Your goal
Copy out all the lines in the records that include the word "this".
#####
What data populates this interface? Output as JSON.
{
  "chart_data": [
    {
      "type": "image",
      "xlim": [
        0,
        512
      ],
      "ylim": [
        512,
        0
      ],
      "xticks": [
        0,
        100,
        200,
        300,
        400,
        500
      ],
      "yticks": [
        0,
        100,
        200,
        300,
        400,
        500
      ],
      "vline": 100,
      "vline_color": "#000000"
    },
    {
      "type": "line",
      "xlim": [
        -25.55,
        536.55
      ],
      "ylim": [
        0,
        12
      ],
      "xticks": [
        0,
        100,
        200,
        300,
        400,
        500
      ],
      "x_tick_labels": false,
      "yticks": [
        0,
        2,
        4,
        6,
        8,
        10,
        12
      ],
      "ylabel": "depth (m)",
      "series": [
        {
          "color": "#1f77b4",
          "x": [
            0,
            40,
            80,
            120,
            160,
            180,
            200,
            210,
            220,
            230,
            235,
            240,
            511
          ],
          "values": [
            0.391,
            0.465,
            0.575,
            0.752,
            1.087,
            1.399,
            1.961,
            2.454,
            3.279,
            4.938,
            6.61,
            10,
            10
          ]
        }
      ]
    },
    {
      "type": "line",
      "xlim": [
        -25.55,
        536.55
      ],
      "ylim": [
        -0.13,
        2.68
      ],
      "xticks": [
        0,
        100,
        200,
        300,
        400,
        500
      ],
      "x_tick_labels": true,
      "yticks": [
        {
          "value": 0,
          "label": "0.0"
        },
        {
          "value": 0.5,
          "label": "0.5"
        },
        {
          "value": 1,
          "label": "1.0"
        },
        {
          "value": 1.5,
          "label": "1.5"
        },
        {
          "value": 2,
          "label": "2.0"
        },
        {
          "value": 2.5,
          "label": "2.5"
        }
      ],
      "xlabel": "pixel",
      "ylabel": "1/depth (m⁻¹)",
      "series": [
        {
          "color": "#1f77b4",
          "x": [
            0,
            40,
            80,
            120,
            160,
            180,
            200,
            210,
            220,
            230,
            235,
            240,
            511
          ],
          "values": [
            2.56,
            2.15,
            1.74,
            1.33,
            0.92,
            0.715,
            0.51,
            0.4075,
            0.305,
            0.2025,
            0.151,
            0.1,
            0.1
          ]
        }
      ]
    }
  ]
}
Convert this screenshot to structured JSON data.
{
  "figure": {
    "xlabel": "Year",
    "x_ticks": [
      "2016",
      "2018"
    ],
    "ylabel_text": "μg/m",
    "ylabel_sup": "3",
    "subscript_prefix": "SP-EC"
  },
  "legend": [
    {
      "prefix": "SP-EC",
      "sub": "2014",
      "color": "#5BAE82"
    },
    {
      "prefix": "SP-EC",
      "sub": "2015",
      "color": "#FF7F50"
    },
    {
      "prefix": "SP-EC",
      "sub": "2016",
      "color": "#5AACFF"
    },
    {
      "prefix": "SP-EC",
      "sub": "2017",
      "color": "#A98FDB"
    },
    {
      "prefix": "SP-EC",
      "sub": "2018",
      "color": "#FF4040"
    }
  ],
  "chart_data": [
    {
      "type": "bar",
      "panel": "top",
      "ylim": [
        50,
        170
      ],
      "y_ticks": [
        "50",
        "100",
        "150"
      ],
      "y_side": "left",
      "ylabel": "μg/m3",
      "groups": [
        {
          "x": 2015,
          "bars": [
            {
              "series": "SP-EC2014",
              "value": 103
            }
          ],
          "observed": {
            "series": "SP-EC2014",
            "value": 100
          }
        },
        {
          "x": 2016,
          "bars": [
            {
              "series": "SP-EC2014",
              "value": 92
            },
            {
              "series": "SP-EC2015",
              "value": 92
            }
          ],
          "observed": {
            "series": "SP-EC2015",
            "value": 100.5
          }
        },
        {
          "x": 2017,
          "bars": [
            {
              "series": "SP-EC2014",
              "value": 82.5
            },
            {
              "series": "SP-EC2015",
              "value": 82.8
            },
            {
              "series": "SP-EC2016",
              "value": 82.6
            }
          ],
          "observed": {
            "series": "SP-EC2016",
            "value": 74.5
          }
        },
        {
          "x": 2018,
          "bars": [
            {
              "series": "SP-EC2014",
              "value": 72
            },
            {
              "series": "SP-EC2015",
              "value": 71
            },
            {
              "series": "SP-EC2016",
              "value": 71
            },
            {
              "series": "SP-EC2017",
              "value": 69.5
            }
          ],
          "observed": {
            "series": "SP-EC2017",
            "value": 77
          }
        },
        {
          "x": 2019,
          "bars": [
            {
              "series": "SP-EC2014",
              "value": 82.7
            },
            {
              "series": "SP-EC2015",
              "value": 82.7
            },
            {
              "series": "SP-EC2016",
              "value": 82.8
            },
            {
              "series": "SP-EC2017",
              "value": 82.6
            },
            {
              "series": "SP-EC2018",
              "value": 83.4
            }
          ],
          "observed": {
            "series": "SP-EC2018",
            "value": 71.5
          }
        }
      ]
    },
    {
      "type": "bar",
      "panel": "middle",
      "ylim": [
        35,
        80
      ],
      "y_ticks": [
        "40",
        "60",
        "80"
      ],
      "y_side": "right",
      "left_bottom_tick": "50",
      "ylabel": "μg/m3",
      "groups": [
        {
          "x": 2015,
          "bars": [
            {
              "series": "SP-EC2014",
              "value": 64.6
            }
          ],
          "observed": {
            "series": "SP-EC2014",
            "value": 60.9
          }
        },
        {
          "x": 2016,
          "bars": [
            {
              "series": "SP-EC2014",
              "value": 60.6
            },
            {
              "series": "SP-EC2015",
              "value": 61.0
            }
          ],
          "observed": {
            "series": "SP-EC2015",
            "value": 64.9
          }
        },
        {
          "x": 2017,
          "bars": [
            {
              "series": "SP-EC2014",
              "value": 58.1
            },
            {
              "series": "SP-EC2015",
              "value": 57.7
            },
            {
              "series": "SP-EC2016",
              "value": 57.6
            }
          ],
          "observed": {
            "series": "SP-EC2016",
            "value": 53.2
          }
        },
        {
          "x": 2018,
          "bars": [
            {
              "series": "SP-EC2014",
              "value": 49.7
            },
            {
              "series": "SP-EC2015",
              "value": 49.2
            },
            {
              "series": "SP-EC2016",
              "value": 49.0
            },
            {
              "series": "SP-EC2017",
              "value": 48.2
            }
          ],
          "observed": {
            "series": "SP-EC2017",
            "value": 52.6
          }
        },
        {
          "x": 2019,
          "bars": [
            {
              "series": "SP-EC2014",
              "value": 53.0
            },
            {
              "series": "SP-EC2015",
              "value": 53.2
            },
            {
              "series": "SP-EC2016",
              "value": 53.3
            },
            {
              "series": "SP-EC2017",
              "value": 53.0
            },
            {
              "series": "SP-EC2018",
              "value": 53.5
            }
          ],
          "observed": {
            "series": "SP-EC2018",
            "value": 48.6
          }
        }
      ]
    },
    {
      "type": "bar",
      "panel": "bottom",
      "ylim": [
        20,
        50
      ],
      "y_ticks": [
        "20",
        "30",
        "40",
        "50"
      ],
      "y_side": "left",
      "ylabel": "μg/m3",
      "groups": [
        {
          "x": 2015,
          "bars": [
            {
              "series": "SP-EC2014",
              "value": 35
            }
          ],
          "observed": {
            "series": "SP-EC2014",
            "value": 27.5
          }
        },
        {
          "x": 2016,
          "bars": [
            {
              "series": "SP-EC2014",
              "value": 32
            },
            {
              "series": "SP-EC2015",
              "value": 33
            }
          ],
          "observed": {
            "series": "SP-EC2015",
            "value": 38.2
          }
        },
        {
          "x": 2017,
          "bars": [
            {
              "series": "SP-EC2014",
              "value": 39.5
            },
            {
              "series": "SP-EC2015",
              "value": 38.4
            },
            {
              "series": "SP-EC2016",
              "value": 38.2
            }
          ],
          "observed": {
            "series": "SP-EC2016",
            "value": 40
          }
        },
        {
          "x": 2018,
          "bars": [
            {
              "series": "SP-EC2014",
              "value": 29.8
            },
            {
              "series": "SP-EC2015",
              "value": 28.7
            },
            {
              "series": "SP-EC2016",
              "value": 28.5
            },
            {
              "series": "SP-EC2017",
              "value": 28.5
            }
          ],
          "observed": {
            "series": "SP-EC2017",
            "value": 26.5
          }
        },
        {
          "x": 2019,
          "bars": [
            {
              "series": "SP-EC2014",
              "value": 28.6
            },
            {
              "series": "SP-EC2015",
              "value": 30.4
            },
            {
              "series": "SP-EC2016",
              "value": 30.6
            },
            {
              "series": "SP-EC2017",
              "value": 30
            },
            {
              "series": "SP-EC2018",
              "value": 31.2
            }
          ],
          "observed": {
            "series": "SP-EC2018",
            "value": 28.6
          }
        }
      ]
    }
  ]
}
#####
Exercise output
What data populates this interface? Output as JSON.
Convert this screenshot to structured JSON data.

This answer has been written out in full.